DATA:
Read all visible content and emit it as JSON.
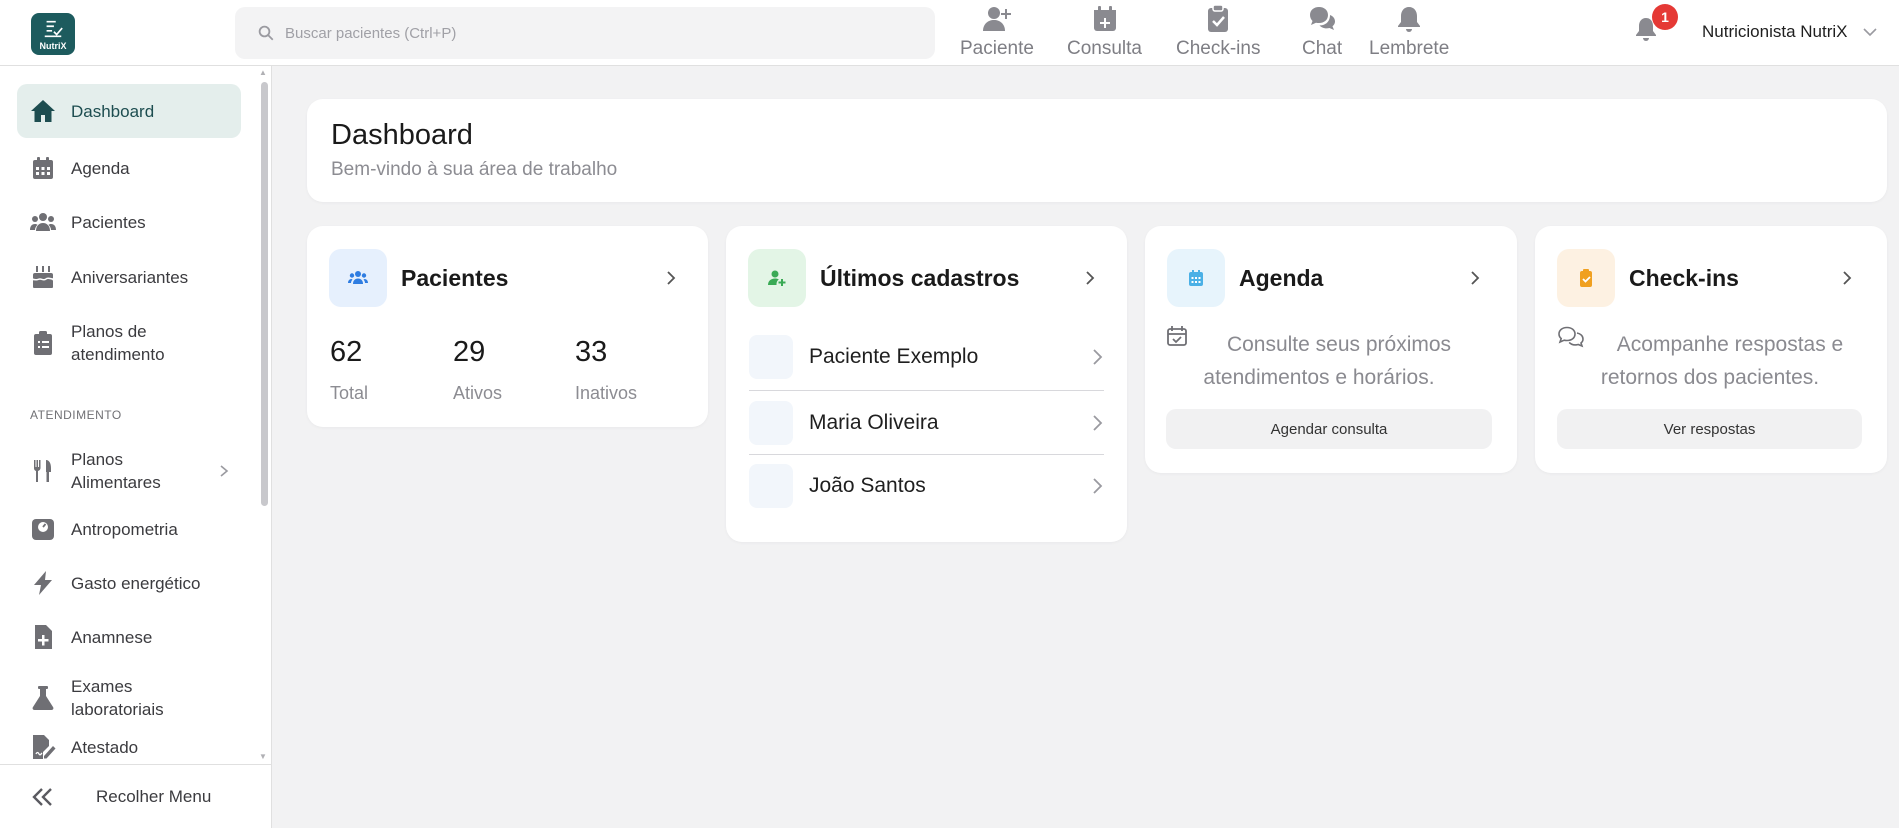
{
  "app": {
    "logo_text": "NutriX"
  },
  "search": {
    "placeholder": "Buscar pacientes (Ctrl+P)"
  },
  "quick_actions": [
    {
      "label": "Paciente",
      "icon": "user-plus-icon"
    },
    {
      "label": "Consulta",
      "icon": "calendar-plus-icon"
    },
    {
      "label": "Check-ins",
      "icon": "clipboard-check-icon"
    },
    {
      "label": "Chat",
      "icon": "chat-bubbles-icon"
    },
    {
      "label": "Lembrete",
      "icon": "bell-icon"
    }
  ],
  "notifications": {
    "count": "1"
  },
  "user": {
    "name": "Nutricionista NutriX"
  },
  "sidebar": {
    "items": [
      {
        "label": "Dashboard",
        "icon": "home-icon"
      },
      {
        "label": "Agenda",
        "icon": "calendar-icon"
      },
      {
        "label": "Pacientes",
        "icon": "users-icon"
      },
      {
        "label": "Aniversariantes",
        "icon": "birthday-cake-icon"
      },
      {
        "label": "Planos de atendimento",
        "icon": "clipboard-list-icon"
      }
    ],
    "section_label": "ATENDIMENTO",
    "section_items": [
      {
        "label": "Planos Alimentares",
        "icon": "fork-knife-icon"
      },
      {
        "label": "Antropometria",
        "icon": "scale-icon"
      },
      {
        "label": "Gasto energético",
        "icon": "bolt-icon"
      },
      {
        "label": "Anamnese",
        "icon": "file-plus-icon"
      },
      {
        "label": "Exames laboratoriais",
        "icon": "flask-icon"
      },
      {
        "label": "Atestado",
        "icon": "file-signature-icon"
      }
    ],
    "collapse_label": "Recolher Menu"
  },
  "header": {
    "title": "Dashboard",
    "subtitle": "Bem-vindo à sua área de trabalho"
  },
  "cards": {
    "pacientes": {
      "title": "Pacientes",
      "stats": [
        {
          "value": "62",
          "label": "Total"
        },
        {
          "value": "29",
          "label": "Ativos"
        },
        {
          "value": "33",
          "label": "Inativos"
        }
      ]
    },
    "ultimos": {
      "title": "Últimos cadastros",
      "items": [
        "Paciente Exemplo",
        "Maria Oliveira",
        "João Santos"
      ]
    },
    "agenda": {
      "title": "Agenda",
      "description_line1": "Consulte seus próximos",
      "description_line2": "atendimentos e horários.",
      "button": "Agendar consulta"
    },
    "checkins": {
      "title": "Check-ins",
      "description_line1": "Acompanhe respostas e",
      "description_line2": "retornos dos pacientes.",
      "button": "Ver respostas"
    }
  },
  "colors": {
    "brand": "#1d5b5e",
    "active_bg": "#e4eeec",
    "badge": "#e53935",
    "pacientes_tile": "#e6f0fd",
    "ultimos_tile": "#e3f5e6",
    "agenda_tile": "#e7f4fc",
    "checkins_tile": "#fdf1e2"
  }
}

TASK GOAL: Return the listing above unchanged, apart from dropping its pictures.

RESPONSE TO THIS TASK:
Read all visible content and emit it as JSON.
{
  "app": {
    "logo_text": "NutriX"
  },
  "search": {
    "placeholder": "Buscar pacientes (Ctrl+P)"
  },
  "quick_actions": [
    {
      "label": "Paciente",
      "icon": "user-plus-icon"
    },
    {
      "label": "Consulta",
      "icon": "calendar-plus-icon"
    },
    {
      "label": "Check-ins",
      "icon": "clipboard-check-icon"
    },
    {
      "label": "Chat",
      "icon": "chat-bubbles-icon"
    },
    {
      "label": "Lembrete",
      "icon": "bell-icon"
    }
  ],
  "notifications": {
    "count": "1"
  },
  "user": {
    "name": "Nutricionista NutriX"
  },
  "sidebar": {
    "items": [
      {
        "label": "Dashboard",
        "icon": "home-icon"
      },
      {
        "label": "Agenda",
        "icon": "calendar-icon"
      },
      {
        "label": "Pacientes",
        "icon": "users-icon"
      },
      {
        "label": "Aniversariantes",
        "icon": "birthday-cake-icon"
      },
      {
        "label": "Planos de atendimento",
        "icon": "clipboard-list-icon"
      }
    ],
    "section_label": "ATENDIMENTO",
    "section_items": [
      {
        "label": "Planos Alimentares",
        "icon": "fork-knife-icon"
      },
      {
        "label": "Antropometria",
        "icon": "scale-icon"
      },
      {
        "label": "Gasto energético",
        "icon": "bolt-icon"
      },
      {
        "label": "Anamnese",
        "icon": "file-plus-icon"
      },
      {
        "label": "Exames laboratoriais",
        "icon": "flask-icon"
      },
      {
        "label": "Atestado",
        "icon": "file-signature-icon"
      }
    ],
    "collapse_label": "Recolher Menu"
  },
  "header": {
    "title": "Dashboard",
    "subtitle": "Bem-vindo à sua área de trabalho"
  },
  "cards": {
    "pacientes": {
      "title": "Pacientes",
      "stats": [
        {
          "value": "62",
          "label": "Total"
        },
        {
          "value": "29",
          "label": "Ativos"
        },
        {
          "value": "33",
          "label": "Inativos"
        }
      ]
    },
    "ultimos": {
      "title": "Últimos cadastros",
      "items": [
        "Paciente Exemplo",
        "Maria Oliveira",
        "João Santos"
      ]
    },
    "agenda": {
      "title": "Agenda",
      "description_line1": "Consulte seus próximos",
      "description_line2": "atendimentos e horários.",
      "button": "Agendar consulta"
    },
    "checkins": {
      "title": "Check-ins",
      "description_line1": "Acompanhe respostas e",
      "description_line2": "retornos dos pacientes.",
      "button": "Ver respostas"
    }
  },
  "colors": {
    "brand": "#1d5b5e",
    "active_bg": "#e4eeec",
    "badge": "#e53935",
    "pacientes_tile": "#e6f0fd",
    "ultimos_tile": "#e3f5e6",
    "agenda_tile": "#e7f4fc",
    "checkins_tile": "#fdf1e2"
  }
}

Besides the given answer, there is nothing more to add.